— start of Given data —

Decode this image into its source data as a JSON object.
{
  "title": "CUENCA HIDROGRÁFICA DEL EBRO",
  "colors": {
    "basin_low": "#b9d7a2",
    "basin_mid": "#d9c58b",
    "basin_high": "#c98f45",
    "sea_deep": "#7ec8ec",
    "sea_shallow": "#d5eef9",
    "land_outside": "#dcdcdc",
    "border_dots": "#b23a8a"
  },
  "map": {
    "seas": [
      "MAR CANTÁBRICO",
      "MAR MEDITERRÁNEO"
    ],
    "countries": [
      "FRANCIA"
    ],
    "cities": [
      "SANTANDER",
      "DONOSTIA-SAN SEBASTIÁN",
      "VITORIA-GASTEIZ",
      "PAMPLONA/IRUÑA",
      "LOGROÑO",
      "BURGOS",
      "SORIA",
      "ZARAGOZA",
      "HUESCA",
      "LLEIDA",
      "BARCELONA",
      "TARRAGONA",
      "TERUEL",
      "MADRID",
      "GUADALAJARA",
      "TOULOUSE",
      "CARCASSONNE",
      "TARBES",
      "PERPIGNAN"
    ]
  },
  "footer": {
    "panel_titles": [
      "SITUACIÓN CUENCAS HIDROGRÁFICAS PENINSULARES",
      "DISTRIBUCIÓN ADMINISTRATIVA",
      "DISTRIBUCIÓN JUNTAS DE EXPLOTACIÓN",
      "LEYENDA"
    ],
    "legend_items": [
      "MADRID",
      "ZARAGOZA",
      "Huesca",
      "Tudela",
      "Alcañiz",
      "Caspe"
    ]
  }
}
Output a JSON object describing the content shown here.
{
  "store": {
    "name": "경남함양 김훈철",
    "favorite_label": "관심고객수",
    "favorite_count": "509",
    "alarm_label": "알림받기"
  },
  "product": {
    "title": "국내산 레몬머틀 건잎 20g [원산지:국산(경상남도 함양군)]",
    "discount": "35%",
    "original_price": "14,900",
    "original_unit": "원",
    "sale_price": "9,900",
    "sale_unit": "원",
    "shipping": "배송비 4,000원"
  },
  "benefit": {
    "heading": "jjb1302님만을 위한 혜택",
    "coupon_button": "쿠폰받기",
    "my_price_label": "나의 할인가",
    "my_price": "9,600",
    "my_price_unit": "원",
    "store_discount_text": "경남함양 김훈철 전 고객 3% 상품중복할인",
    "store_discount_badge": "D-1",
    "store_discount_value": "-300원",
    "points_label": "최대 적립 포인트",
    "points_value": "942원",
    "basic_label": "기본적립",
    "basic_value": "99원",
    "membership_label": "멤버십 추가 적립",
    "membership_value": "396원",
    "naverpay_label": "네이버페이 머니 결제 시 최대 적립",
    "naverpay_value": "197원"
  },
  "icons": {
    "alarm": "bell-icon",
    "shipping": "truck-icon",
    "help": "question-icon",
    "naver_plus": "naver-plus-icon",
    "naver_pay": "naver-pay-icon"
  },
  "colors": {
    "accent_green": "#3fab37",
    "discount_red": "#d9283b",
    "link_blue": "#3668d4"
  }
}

— end of Given data —
— start of Given data —

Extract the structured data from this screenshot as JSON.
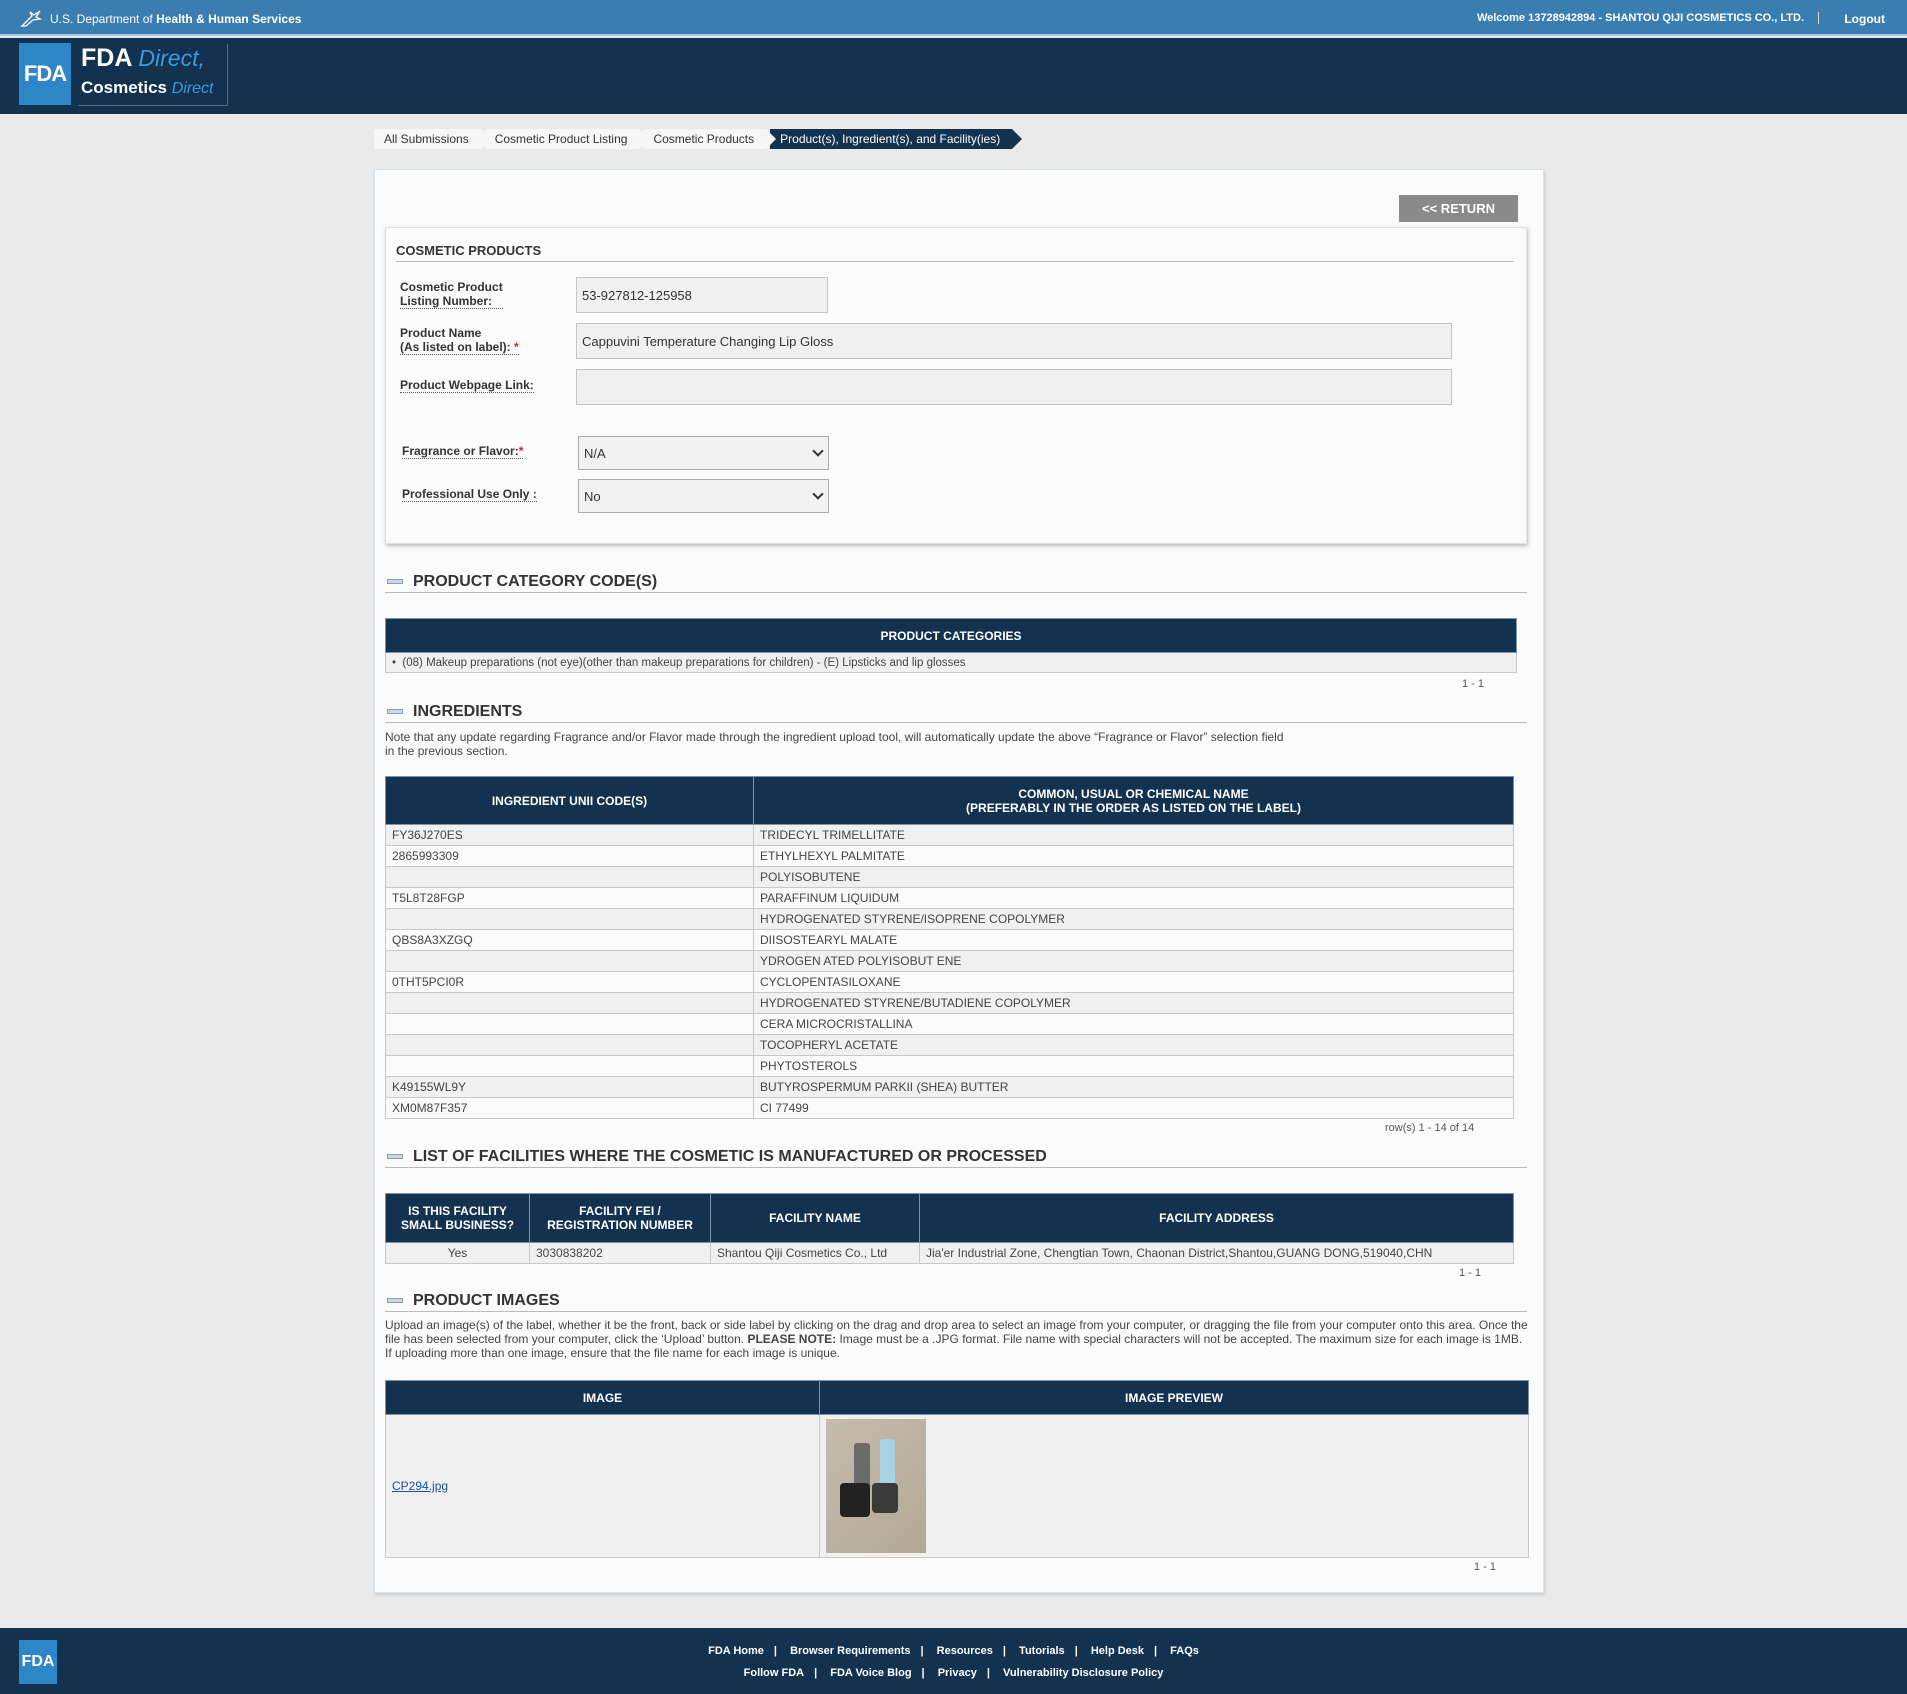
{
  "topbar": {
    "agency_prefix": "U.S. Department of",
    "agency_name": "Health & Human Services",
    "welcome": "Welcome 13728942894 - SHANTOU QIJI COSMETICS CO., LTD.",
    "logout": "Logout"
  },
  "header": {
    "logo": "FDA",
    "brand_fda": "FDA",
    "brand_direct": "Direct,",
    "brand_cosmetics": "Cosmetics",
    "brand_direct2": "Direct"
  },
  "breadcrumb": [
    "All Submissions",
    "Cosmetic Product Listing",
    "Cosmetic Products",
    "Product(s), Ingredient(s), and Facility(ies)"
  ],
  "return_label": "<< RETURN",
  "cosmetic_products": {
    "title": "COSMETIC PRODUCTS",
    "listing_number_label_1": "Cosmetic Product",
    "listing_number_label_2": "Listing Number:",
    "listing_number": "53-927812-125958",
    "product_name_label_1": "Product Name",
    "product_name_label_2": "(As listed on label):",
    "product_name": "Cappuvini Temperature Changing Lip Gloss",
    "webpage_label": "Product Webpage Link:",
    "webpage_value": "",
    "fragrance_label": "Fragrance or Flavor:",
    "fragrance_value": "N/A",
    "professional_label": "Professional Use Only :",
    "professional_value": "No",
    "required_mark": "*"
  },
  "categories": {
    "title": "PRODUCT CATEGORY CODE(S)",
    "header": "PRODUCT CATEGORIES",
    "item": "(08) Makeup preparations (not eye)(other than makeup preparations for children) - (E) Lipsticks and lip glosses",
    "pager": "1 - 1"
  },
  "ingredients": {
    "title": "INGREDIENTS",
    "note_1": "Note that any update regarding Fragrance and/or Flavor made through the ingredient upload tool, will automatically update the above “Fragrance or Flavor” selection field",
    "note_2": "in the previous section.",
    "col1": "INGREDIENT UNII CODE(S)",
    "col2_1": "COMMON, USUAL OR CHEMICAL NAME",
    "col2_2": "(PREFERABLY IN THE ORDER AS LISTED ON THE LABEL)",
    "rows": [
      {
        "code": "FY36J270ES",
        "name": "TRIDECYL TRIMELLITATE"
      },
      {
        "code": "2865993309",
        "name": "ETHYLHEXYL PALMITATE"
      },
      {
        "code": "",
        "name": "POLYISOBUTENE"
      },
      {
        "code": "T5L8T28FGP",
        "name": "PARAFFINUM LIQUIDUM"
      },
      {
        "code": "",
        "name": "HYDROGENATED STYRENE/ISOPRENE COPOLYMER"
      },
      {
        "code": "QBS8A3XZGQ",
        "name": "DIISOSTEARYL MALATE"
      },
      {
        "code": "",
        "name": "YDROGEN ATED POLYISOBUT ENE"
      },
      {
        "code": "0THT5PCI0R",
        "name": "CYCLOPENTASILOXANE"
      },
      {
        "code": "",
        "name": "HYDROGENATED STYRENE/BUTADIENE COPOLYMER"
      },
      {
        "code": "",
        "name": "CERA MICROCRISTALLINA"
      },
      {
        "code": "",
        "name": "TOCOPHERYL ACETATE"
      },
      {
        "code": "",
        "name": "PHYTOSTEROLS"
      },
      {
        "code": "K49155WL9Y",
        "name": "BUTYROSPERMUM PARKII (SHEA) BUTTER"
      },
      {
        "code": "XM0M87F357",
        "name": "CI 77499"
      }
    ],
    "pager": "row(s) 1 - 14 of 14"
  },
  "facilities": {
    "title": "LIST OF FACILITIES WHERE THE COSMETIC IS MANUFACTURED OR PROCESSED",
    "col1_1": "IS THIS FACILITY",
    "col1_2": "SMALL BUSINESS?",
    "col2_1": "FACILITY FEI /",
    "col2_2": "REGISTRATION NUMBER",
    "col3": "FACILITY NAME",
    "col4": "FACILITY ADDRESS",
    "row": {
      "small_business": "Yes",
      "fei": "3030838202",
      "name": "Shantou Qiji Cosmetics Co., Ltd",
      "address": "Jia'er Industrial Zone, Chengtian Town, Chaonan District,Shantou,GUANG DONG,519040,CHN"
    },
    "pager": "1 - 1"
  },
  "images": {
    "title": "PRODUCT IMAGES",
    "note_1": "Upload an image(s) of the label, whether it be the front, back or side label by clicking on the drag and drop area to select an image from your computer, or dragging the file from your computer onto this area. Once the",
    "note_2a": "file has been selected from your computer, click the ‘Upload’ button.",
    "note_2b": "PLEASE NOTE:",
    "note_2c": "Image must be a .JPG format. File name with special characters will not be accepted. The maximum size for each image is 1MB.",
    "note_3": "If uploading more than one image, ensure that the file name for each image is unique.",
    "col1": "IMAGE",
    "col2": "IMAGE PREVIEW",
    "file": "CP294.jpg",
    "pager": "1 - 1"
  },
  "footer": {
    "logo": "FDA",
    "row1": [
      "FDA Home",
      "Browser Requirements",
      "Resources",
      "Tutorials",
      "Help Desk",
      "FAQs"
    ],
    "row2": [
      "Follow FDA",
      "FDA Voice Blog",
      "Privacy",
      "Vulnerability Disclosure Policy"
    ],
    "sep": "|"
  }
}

— end of Given data —

**Instructions to follow**
Report how many lines of the listing above include the word "your". Say nothing but the number.

**Answer to the exercise**
2